What you will do: Only a number is wanted: how many lines in the records below contain "olycka"?

── Material to process

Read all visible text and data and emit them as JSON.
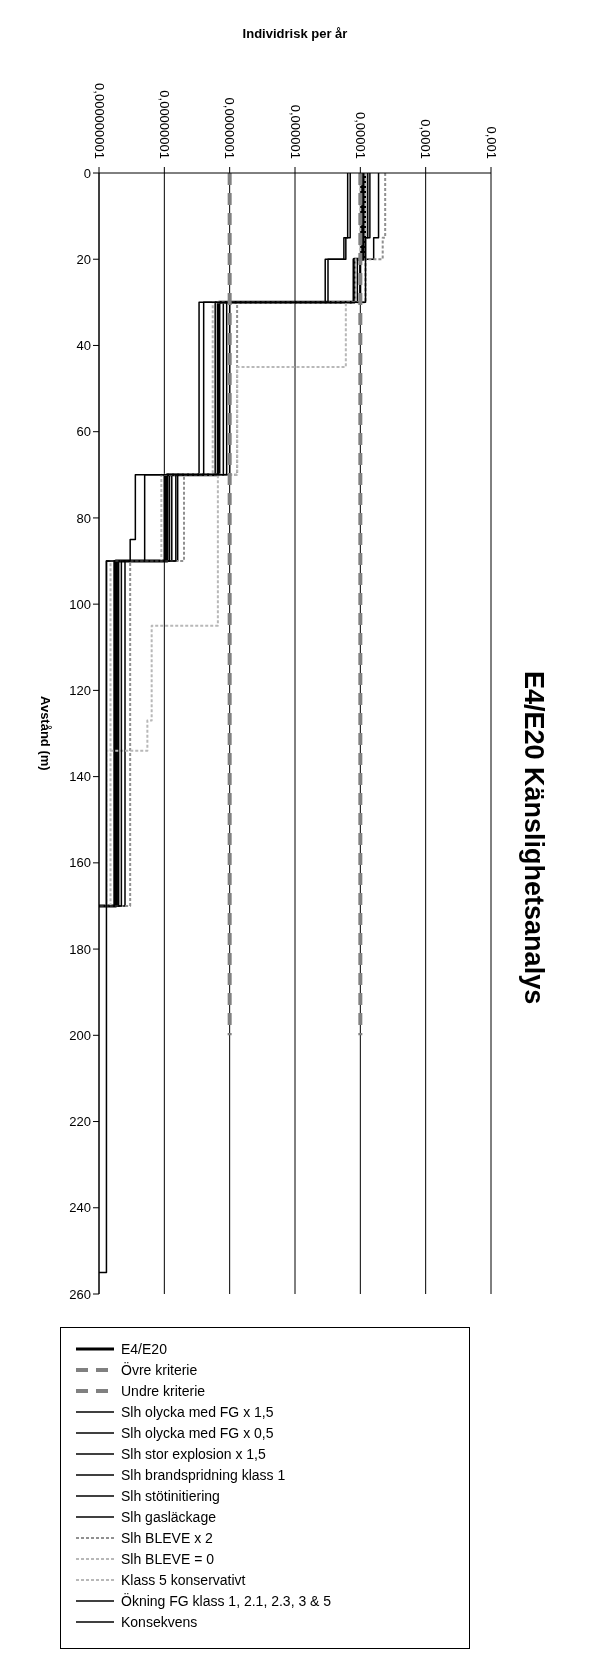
{
  "chart_data": {
    "type": "step",
    "orientation": "horizontal",
    "title": "E4/E20 Känslighetsanalys",
    "xlabel": "Individrisk per år",
    "ylabel": "Avstånd (m)",
    "xlim": [
      1e-09,
      0.001
    ],
    "xticks": [
      {
        "value": 1e-09,
        "label": "0,000000001"
      },
      {
        "value": 1e-08,
        "label": "0,00000001"
      },
      {
        "value": 1e-07,
        "label": "0,0000001"
      },
      {
        "value": 1e-06,
        "label": "0,000001"
      },
      {
        "value": 1e-05,
        "label": "0,00001"
      },
      {
        "value": 0.0001,
        "label": "0,0001"
      },
      {
        "value": 0.001,
        "label": "0,001"
      }
    ],
    "ylim": [
      260,
      0
    ],
    "yticks": [
      0,
      20,
      40,
      60,
      80,
      100,
      120,
      140,
      160,
      180,
      200,
      220,
      240,
      260
    ],
    "log": "x",
    "grid": "x",
    "legend": "bottom",
    "series": [
      {
        "name": "E4/E20",
        "color": "#000000",
        "x": [
          0,
          20,
          30,
          70,
          90,
          170
        ],
        "values": [
          1.1e-05,
          8e-06,
          6.8e-08,
          1.1e-08,
          1.8e-09,
          1e-09
        ]
      },
      {
        "name": "Övre kriterie",
        "type": "line",
        "line_style": "dashed",
        "color": "#808080",
        "x": [
          0,
          200
        ],
        "values": [
          1e-05,
          1e-05
        ]
      },
      {
        "name": "Undre kriterie",
        "type": "line",
        "line_style": "dashed",
        "color": "#808080",
        "x": [
          0,
          200
        ],
        "values": [
          1e-07,
          1e-07
        ]
      },
      {
        "name": "Slh olycka med FG x 1,5",
        "color": "#000000",
        "x": [
          0,
          15,
          20,
          30,
          70,
          90,
          170
        ],
        "values": [
          1.9e-05,
          1.6e-05,
          1e-05,
          1e-07,
          1.6e-08,
          2.5e-09,
          1e-09
        ]
      },
      {
        "name": "Slh olycka med FG x 0,5",
        "color": "#000000",
        "x": [
          0,
          15,
          20,
          30,
          70,
          90,
          170
        ],
        "values": [
          6.4e-06,
          5.6e-06,
          2.9e-06,
          3.4e-08,
          5e-09,
          1.3e-09,
          1e-09
        ]
      },
      {
        "name": "Slh stor explosion x 1,5",
        "color": "#000000",
        "x": [
          0,
          20,
          30,
          70,
          90,
          170
        ],
        "values": [
          1.2e-05,
          1e-05,
          7e-08,
          1.2e-08,
          1.9e-09,
          1e-09
        ]
      },
      {
        "name": "Slh brandspridning klass 1",
        "color": "#000000",
        "x": [
          0,
          15,
          20,
          30,
          70,
          90,
          170
        ],
        "values": [
          1.3e-05,
          1.1e-05,
          1e-05,
          8e-08,
          1.3e-08,
          2e-09,
          1e-09
        ]
      },
      {
        "name": "Slh stötinitiering",
        "color": "#000000",
        "x": [
          0,
          20,
          30,
          70,
          90,
          170
        ],
        "values": [
          1.05e-05,
          9e-06,
          6e-08,
          1e-08,
          1.7e-09,
          1e-09
        ]
      },
      {
        "name": "Slh gasläckage",
        "color": "#000000",
        "x": [
          0,
          20,
          30,
          70,
          90,
          170
        ],
        "values": [
          1.15e-05,
          1e-05,
          6.5e-08,
          1.05e-08,
          1.75e-09,
          1e-09
        ]
      },
      {
        "name": "Slh BLEVE x 2",
        "color": "#909090",
        "line_style": "dotted",
        "x": [
          0,
          15,
          20,
          30,
          70,
          90,
          170
        ],
        "values": [
          2.4e-05,
          2.2e-05,
          1.2e-05,
          1.3e-07,
          2e-08,
          3e-09,
          1e-09
        ]
      },
      {
        "name": "Slh BLEVE = 0",
        "color": "#b8b8b8",
        "line_style": "dotted",
        "x": [
          0,
          20,
          30,
          70,
          90,
          170
        ],
        "values": [
          1e-05,
          8.5e-06,
          5.5e-08,
          9e-09,
          1.5e-09,
          1e-09
        ]
      },
      {
        "name": "Klass 5 konservativt",
        "color": "#b8b8b8",
        "line_style": "dotted",
        "x": [
          0,
          30,
          45,
          70,
          105,
          127,
          134,
          170
        ],
        "values": [
          1.2e-05,
          6e-06,
          1.3e-07,
          6.6e-08,
          6.4e-09,
          5.5e-09,
          1.3e-09,
          1e-09
        ]
      },
      {
        "name": "Ökning FG klass 1, 2.1, 2.3, 3 & 5",
        "color": "#000000",
        "x": [
          0,
          15,
          30,
          70,
          90,
          170
        ],
        "values": [
          1.4e-05,
          1.2e-05,
          9e-08,
          1.5e-08,
          2.2e-09,
          1e-09
        ]
      },
      {
        "name": "Konsekvens",
        "color": "#000000",
        "x": [
          0,
          15,
          20,
          30,
          70,
          85,
          90,
          255
        ],
        "values": [
          7e-06,
          6e-06,
          3.2e-06,
          4e-08,
          3.6e-09,
          3e-09,
          1.3e-09,
          1e-09
        ]
      }
    ]
  }
}
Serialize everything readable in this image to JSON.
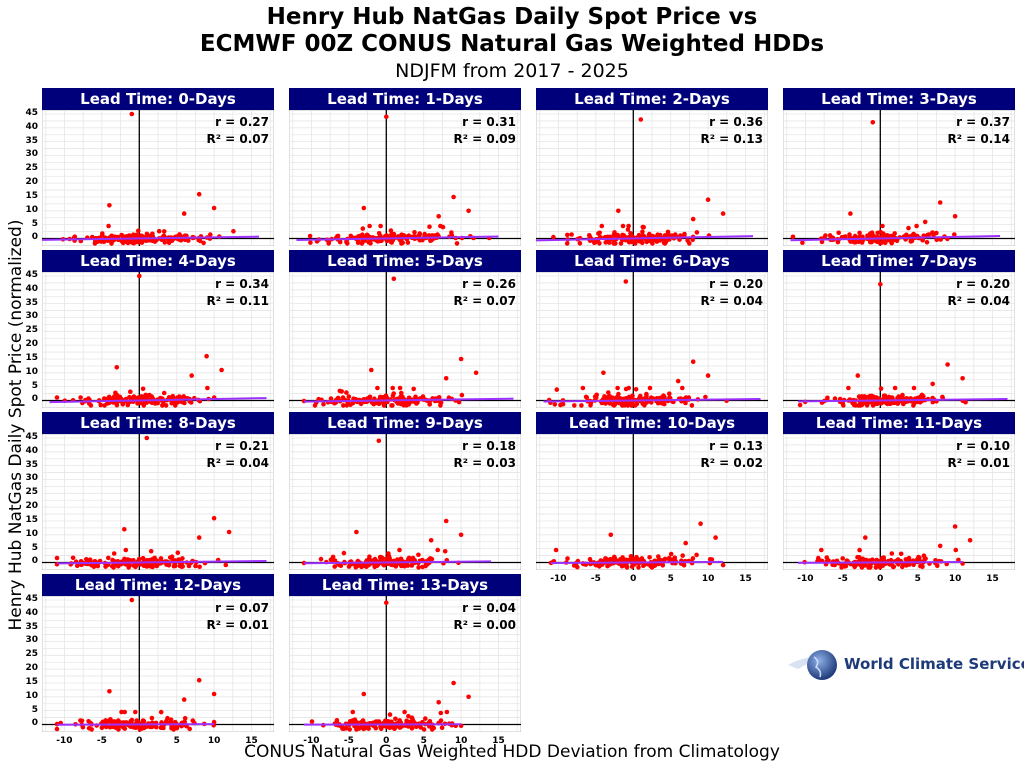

────

Written answer: 2